[GOAL OF THE EXERCISE]
Find every line with the word "giàn" and report how many there are, without any other text.
------ INPUT FOR THIS TASK ------
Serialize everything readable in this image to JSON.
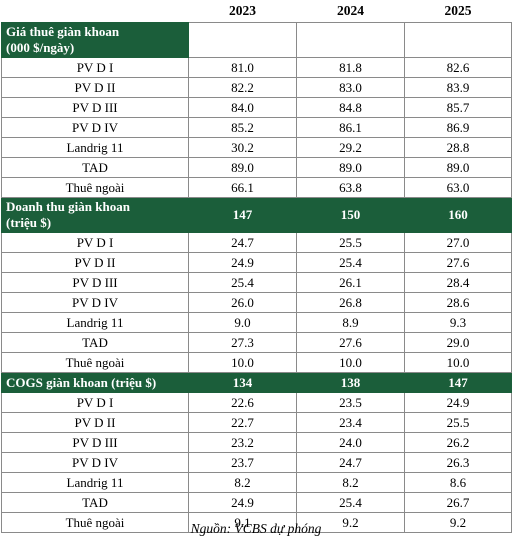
{
  "headers": [
    "",
    "2023",
    "2024",
    "2025"
  ],
  "sections": [
    {
      "title_line1": "Giá thuê giàn khoan",
      "title_line2": "(000 $/ngày)",
      "totals": [
        "",
        "",
        ""
      ],
      "rows": [
        {
          "label": "PV D I",
          "values": [
            "81.0",
            "81.8",
            "82.6"
          ]
        },
        {
          "label": "PV D II",
          "values": [
            "82.2",
            "83.0",
            "83.9"
          ]
        },
        {
          "label": "PV D III",
          "values": [
            "84.0",
            "84.8",
            "85.7"
          ]
        },
        {
          "label": "PV D IV",
          "values": [
            "85.2",
            "86.1",
            "86.9"
          ]
        },
        {
          "label": "Landrig 11",
          "values": [
            "30.2",
            "29.2",
            "28.8"
          ]
        },
        {
          "label": "TAD",
          "values": [
            "89.0",
            "89.0",
            "89.0"
          ]
        },
        {
          "label": "Thuê ngoài",
          "values": [
            "66.1",
            "63.8",
            "63.0"
          ]
        }
      ]
    },
    {
      "title_line1": "Doanh thu giàn khoan",
      "title_line2": "(triệu $)",
      "totals": [
        "147",
        "150",
        "160"
      ],
      "rows": [
        {
          "label": "PV D I",
          "values": [
            "24.7",
            "25.5",
            "27.0"
          ]
        },
        {
          "label": "PV D II",
          "values": [
            "24.9",
            "25.4",
            "27.6"
          ]
        },
        {
          "label": "PV D III",
          "values": [
            "25.4",
            "26.1",
            "28.4"
          ]
        },
        {
          "label": "PV D IV",
          "values": [
            "26.0",
            "26.8",
            "28.6"
          ]
        },
        {
          "label": "Landrig 11",
          "values": [
            "9.0",
            "8.9",
            "9.3"
          ]
        },
        {
          "label": "TAD",
          "values": [
            "27.3",
            "27.6",
            "29.0"
          ]
        },
        {
          "label": "Thuê ngoài",
          "values": [
            "10.0",
            "10.0",
            "10.0"
          ]
        }
      ]
    },
    {
      "title_line1": "COGS giàn khoan (triệu $)",
      "title_line2": "",
      "totals": [
        "134",
        "138",
        "147"
      ],
      "rows": [
        {
          "label": "PV D I",
          "values": [
            "22.6",
            "23.5",
            "24.9"
          ]
        },
        {
          "label": "PV D II",
          "values": [
            "22.7",
            "23.4",
            "25.5"
          ]
        },
        {
          "label": "PV D III",
          "values": [
            "23.2",
            "24.0",
            "26.2"
          ]
        },
        {
          "label": "PV D IV",
          "values": [
            "23.7",
            "24.7",
            "26.3"
          ]
        },
        {
          "label": "Landrig 11",
          "values": [
            "8.2",
            "8.2",
            "8.6"
          ]
        },
        {
          "label": "TAD",
          "values": [
            "24.9",
            "25.4",
            "26.7"
          ]
        },
        {
          "label": "Thuê ngoài",
          "values": [
            "9.1",
            "9.2",
            "9.2"
          ]
        }
      ]
    }
  ],
  "source": "Nguồn: VCBS dự phóng"
}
------
[THE RESPONSE]
3